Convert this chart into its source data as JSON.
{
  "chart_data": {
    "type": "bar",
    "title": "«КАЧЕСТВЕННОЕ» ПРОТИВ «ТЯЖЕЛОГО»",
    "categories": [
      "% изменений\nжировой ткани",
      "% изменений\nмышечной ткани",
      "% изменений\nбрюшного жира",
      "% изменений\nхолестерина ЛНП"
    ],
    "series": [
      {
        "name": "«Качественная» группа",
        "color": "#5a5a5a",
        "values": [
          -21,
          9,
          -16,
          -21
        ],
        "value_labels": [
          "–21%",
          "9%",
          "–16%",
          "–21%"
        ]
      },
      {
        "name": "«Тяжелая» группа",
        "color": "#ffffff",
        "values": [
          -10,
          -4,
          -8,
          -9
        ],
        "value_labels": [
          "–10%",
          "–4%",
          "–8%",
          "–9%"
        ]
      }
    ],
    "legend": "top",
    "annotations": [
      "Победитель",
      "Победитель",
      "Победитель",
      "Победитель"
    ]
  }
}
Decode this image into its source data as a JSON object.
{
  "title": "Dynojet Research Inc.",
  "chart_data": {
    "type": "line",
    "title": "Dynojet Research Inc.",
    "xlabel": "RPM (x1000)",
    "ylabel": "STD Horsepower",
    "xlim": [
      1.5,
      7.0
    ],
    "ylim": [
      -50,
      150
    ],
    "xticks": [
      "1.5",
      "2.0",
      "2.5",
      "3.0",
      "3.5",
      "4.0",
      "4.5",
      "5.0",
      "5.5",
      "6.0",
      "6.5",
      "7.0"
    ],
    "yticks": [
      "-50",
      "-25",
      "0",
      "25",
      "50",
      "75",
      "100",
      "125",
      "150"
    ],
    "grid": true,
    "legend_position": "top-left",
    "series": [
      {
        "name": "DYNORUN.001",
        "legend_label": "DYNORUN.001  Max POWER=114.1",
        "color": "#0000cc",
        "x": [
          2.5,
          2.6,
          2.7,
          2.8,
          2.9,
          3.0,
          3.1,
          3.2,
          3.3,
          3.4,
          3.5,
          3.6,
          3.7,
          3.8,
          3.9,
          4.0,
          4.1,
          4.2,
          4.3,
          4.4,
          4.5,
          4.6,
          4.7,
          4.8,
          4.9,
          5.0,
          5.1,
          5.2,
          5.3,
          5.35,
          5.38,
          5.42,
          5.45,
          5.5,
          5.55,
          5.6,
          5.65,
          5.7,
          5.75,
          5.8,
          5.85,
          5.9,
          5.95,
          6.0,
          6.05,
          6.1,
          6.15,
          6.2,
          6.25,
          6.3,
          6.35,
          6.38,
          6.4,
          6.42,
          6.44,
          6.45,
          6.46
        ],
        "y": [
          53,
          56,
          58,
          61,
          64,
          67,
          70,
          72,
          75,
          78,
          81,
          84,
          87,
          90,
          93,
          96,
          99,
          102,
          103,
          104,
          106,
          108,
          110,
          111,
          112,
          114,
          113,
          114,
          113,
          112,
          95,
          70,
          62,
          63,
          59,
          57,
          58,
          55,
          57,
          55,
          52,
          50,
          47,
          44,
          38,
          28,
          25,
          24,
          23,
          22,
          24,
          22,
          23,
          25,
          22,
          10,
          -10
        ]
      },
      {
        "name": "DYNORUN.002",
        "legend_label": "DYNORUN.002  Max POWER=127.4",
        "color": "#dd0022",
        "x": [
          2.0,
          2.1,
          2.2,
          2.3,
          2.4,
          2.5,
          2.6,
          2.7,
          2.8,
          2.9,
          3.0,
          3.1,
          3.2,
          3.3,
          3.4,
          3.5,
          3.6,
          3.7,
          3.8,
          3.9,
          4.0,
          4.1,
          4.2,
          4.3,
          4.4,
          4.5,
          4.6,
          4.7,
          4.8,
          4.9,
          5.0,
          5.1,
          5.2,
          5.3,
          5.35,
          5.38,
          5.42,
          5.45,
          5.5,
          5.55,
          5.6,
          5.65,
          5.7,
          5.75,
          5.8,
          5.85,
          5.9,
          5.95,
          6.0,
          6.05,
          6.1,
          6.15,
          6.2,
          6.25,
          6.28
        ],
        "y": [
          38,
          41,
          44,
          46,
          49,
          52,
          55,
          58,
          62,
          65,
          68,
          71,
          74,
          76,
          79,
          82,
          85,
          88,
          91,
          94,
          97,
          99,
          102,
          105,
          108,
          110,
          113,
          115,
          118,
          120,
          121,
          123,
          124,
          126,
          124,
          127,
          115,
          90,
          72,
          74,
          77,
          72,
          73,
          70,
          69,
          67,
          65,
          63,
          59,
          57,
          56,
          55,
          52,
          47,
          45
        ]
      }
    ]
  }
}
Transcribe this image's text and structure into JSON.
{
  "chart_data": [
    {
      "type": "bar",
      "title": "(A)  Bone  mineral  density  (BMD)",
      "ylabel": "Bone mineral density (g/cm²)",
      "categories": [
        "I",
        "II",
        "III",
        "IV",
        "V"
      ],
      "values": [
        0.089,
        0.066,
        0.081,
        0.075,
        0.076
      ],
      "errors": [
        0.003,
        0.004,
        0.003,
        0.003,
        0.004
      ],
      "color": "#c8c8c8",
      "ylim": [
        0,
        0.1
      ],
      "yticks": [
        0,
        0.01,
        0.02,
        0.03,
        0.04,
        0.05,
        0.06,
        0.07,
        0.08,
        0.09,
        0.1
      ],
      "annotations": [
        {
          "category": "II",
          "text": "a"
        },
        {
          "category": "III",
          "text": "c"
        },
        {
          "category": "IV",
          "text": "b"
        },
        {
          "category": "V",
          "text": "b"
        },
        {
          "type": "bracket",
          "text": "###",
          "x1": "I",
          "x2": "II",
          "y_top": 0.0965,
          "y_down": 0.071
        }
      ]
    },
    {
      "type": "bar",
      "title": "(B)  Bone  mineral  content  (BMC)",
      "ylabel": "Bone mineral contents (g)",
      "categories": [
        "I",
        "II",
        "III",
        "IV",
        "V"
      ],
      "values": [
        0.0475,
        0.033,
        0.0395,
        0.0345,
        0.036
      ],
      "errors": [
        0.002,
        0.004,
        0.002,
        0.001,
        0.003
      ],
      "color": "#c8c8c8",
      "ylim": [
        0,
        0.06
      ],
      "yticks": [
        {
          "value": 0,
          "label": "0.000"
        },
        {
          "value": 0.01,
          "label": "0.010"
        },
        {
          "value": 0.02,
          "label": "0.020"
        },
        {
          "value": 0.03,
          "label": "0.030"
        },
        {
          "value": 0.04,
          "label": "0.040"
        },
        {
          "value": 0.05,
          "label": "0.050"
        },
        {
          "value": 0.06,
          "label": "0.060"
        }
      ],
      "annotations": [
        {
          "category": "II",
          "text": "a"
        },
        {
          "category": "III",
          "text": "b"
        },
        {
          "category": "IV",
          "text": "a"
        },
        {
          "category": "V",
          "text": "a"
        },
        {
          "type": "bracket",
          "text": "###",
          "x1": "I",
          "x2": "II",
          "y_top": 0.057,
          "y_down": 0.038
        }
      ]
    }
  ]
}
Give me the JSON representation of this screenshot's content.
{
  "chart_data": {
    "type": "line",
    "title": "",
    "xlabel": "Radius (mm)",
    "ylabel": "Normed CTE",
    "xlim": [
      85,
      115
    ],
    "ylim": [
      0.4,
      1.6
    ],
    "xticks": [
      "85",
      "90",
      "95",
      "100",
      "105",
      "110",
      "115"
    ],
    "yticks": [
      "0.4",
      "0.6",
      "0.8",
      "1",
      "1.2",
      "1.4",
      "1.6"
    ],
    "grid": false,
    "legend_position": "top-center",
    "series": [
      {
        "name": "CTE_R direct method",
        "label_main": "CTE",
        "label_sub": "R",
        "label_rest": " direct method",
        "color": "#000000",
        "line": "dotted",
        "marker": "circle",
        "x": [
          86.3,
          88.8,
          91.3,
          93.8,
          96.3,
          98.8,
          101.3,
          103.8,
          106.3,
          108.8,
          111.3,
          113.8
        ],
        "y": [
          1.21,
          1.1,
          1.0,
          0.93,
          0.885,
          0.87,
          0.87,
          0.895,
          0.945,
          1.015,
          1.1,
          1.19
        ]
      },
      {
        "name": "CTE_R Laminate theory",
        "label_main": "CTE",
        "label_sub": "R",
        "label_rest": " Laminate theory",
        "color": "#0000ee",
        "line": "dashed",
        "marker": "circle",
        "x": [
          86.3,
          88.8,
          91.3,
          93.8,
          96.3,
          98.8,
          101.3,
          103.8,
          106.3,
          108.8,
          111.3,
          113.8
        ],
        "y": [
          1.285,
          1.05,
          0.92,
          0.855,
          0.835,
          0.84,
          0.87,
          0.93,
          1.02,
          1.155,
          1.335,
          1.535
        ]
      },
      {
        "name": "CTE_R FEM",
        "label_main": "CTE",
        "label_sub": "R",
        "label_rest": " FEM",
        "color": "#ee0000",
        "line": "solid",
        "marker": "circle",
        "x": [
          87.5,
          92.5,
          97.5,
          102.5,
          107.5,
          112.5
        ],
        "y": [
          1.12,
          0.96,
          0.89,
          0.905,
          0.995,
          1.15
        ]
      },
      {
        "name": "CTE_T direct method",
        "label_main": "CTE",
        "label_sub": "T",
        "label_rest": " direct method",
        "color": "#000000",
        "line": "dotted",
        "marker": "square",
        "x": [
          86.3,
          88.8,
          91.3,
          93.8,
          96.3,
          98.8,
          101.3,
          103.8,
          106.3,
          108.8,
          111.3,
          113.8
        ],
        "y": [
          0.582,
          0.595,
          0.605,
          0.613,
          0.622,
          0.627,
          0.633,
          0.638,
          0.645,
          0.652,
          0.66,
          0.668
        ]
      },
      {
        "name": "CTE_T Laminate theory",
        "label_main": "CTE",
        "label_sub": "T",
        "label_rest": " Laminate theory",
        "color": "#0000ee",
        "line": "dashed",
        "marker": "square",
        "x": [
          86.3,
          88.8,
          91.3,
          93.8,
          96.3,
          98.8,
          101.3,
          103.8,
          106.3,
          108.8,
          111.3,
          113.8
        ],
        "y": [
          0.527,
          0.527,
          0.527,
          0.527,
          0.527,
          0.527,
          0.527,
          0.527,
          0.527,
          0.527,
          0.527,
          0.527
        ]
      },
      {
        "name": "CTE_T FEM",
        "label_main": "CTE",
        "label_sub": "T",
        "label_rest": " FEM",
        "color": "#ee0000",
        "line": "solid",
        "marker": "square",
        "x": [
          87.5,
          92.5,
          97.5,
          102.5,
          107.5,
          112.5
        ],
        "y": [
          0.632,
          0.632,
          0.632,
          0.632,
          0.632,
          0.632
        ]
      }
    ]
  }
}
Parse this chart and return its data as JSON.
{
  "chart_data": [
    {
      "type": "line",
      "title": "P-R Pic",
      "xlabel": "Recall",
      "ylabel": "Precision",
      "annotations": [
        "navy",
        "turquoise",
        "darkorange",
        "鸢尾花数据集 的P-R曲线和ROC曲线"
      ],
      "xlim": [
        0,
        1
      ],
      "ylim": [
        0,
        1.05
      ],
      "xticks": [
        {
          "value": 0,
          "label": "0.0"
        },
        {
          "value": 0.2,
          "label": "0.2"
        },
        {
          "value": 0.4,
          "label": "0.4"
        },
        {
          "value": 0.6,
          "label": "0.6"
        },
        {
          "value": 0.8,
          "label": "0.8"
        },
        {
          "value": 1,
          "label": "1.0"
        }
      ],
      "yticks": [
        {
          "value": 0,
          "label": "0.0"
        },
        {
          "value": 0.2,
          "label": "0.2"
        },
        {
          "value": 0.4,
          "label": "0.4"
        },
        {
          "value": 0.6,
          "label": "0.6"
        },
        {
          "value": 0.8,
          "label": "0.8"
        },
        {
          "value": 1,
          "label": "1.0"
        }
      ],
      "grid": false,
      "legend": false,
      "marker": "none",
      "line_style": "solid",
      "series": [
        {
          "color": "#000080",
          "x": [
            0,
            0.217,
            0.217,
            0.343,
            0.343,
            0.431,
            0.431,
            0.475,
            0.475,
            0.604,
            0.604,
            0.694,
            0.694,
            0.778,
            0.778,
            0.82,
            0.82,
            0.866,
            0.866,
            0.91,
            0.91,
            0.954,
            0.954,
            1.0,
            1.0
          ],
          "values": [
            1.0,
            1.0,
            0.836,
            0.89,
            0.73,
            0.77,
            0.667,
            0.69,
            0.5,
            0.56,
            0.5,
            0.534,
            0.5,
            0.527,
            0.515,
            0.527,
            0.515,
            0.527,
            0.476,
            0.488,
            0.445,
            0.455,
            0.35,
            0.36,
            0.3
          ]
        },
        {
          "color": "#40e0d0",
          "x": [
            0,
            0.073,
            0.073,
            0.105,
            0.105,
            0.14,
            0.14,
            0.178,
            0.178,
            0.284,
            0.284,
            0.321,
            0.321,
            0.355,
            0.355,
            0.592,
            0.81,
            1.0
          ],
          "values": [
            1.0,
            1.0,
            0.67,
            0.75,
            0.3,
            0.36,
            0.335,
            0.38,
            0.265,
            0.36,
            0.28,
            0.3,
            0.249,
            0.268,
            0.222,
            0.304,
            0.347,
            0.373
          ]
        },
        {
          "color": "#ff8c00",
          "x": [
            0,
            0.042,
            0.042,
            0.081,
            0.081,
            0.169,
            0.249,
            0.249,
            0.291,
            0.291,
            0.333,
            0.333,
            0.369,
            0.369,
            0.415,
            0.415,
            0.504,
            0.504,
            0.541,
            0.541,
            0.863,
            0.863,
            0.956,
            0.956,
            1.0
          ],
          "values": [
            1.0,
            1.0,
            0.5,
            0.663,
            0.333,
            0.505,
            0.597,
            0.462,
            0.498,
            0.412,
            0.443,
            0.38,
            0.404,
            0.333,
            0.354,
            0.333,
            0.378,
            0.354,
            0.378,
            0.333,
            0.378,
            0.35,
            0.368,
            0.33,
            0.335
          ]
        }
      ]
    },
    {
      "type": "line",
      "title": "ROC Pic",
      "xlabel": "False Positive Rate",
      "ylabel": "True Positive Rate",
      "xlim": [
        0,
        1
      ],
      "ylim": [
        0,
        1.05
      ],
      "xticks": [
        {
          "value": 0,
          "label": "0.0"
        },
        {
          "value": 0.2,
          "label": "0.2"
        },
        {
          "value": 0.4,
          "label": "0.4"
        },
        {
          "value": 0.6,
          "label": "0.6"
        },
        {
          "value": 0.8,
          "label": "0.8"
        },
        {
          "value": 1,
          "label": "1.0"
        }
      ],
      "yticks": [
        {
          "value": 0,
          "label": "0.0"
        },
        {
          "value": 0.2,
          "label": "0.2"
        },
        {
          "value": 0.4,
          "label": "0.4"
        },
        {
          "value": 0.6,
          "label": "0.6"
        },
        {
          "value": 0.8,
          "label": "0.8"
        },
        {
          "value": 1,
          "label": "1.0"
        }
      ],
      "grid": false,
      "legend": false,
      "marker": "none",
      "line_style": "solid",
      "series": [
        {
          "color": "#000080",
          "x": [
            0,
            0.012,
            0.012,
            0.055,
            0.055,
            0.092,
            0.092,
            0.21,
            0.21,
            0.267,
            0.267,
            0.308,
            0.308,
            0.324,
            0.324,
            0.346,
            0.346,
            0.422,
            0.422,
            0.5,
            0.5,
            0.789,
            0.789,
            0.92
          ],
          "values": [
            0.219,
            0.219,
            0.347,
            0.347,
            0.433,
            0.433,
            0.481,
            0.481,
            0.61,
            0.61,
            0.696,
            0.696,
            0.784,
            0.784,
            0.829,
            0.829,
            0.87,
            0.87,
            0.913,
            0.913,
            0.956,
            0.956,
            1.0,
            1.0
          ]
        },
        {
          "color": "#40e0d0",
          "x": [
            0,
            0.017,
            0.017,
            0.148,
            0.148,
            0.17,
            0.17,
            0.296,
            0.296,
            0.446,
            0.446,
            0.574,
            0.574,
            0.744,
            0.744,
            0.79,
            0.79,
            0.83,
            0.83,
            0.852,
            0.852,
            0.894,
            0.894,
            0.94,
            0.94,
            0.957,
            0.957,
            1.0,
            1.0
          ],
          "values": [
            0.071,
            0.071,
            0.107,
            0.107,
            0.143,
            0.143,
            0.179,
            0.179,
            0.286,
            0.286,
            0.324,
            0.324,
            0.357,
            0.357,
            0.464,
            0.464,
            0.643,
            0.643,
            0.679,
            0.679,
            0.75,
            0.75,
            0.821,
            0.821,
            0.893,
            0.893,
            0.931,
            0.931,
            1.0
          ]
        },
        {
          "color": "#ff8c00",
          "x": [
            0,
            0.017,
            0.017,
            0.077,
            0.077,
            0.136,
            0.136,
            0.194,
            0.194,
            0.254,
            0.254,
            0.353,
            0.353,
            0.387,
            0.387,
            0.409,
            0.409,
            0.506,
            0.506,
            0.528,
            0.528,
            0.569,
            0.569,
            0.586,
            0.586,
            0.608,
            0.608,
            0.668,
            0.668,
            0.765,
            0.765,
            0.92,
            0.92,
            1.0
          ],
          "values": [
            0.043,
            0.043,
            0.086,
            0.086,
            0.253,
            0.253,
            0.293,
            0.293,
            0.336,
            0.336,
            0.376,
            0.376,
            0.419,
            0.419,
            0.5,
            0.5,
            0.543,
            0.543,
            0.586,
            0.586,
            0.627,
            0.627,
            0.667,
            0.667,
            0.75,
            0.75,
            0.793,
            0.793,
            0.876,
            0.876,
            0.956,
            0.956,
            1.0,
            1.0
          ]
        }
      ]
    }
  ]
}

***

Consider the entries above and return each line with the string "DYNORUN".

## Solution to the exercise
        "name": "DYNORUN.001",
        "legend_label": "DYNORUN.001  Max POWER=114.1",
        "name": "DYNORUN.002",
        "legend_label": "DYNORUN.002  Max POWER=127.4",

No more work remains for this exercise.